Collect all lines containing the word "名排位赛" from the data.

-- start of AVAILABLE RECORDS --

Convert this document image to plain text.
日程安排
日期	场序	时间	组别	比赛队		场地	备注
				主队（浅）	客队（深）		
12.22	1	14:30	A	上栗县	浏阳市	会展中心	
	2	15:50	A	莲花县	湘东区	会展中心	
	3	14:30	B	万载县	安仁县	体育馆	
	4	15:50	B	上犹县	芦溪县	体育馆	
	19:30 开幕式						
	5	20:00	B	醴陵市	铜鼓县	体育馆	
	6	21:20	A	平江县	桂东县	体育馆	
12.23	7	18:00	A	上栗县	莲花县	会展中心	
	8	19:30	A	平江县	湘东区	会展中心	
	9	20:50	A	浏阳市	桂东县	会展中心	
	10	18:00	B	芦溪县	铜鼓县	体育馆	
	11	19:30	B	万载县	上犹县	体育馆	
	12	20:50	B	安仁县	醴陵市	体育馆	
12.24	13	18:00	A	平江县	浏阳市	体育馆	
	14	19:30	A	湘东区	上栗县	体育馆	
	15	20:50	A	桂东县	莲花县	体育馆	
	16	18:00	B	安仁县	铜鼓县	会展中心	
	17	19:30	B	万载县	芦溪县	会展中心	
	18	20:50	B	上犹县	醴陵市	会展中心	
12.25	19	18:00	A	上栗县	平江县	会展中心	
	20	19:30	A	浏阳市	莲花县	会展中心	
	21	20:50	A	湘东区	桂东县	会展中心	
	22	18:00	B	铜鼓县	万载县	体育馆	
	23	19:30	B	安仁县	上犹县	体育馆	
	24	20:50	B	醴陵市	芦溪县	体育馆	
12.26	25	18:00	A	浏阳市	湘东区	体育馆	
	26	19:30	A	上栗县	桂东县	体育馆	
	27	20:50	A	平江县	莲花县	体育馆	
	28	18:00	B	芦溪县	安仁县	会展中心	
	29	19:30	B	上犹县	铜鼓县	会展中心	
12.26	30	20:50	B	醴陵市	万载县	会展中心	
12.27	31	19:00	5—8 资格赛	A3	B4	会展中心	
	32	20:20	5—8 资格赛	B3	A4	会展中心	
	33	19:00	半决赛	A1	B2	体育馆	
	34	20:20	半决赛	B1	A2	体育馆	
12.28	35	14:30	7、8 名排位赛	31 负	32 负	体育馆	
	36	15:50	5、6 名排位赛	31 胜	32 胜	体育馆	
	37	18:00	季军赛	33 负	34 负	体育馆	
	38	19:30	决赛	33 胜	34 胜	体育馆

-- end of AVAILABLE RECORDS --

*RESPONSE FOR THIS EXERCISE*:
12.28	35	14:30	7、8 名排位赛	31 负	32 负	体育馆	
	36	15:50	5、6 名排位赛	31 胜	32 胜	体育馆	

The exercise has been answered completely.